>> START Given data

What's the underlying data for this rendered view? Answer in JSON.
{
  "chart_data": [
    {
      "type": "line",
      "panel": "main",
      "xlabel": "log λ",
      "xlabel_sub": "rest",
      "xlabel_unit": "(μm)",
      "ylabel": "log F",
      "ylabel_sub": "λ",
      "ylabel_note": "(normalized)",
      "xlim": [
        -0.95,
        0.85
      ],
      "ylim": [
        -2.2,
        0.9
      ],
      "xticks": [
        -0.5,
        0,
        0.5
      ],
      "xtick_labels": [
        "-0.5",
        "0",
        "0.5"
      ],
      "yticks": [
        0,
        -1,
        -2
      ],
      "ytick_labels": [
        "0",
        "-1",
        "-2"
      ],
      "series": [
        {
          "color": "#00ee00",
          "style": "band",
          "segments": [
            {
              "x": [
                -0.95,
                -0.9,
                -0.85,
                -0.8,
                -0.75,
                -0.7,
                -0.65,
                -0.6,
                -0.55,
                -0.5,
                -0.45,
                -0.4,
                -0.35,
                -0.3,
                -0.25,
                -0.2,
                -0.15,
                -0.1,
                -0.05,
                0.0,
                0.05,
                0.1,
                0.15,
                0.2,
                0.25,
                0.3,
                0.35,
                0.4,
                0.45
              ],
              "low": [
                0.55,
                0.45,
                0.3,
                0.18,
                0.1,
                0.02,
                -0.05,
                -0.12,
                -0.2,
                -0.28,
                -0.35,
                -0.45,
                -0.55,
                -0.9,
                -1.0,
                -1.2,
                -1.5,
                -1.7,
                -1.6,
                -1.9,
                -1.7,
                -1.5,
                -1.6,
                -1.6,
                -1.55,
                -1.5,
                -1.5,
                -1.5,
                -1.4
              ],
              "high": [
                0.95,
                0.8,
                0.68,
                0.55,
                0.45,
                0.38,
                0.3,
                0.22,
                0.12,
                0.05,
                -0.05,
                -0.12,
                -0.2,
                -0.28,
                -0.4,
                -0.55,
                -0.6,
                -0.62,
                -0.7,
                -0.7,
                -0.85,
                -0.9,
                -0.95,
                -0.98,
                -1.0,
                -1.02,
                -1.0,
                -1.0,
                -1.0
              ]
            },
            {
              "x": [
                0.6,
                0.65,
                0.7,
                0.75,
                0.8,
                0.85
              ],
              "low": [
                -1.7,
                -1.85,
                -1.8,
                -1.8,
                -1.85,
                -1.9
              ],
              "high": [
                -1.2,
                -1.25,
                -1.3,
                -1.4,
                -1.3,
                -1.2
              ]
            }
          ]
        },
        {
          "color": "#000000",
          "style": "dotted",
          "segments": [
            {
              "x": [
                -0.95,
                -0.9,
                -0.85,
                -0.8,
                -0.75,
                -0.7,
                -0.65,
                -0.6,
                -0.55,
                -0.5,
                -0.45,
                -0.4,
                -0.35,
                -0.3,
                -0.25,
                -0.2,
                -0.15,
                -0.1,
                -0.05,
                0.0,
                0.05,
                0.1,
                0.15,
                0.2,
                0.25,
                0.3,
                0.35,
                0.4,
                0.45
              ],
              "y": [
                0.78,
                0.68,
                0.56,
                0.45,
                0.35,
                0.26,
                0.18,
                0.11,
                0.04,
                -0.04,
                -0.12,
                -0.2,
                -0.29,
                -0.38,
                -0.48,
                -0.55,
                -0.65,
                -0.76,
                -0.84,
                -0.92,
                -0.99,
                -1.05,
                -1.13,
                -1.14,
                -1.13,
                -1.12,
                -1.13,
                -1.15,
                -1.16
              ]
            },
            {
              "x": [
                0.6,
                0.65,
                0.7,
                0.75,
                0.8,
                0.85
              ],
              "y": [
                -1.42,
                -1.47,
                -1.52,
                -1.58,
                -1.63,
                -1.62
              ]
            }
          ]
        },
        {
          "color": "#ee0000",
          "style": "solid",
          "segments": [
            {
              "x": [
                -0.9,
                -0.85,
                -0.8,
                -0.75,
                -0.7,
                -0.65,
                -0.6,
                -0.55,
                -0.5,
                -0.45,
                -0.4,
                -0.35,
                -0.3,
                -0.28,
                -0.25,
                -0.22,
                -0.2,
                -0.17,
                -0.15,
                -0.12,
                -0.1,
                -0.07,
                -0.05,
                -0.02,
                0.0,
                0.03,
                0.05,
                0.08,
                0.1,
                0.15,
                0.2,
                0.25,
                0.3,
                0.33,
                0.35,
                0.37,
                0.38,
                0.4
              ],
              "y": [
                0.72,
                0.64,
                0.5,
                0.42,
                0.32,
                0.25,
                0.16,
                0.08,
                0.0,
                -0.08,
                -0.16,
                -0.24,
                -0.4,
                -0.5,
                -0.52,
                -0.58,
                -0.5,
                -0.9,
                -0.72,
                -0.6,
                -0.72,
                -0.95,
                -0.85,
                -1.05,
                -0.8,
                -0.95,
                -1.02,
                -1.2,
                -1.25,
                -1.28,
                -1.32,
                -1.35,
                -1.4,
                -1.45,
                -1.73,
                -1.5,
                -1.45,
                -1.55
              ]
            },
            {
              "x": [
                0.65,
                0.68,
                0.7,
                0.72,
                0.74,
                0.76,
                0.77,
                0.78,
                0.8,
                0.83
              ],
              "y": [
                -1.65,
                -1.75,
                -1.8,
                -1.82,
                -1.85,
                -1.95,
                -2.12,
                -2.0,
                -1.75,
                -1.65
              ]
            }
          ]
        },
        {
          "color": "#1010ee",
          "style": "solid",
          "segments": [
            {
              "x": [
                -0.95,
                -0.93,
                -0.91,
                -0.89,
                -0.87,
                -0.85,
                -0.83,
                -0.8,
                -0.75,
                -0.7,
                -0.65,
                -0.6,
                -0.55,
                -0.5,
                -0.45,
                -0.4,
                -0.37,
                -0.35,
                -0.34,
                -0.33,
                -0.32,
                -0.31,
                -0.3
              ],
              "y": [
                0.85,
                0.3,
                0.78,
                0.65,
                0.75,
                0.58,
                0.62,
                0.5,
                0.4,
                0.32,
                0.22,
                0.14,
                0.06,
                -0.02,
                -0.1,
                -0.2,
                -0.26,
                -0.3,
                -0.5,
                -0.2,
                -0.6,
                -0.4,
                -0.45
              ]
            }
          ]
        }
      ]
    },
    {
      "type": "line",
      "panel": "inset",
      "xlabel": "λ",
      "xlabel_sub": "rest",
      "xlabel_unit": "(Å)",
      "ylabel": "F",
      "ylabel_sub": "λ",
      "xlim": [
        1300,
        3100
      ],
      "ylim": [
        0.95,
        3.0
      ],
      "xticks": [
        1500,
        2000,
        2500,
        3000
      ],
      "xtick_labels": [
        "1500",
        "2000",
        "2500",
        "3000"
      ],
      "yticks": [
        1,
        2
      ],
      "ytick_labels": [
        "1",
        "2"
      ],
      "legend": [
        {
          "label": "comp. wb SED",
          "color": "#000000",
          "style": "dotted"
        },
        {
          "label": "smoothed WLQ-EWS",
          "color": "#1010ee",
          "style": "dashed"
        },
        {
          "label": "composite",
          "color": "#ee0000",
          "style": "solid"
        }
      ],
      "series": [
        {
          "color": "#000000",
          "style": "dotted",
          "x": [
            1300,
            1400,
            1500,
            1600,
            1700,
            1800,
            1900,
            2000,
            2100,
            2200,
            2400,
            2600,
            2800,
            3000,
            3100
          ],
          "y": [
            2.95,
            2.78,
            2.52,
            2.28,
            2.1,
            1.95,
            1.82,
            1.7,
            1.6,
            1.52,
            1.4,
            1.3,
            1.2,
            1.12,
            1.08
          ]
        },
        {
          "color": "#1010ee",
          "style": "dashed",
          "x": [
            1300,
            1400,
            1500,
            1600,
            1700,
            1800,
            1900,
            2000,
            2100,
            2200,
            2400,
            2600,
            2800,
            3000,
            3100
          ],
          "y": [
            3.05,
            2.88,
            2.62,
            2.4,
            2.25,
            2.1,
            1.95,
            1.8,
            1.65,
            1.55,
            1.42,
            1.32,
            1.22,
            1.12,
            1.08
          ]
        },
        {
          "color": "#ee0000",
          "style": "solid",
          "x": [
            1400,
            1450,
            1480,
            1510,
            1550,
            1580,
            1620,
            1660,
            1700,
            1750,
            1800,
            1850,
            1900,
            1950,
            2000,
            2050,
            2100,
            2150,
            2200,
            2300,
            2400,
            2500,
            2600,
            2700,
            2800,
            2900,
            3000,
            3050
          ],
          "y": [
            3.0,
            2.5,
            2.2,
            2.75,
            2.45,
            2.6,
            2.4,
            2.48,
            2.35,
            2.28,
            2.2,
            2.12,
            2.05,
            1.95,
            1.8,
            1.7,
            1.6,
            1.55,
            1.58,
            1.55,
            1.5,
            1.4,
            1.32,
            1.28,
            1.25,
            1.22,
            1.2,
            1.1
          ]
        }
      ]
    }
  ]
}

>> END Given data

Identify and copy all lines with the word "style".

          "style": "band",
          "style": "dotted",
          "style": "solid",
          "style": "solid",
          "style": "dotted"
          "style": "dashed"
          "style": "solid"
          "style": "dotted",
          "style": "dashed",
          "style": "solid",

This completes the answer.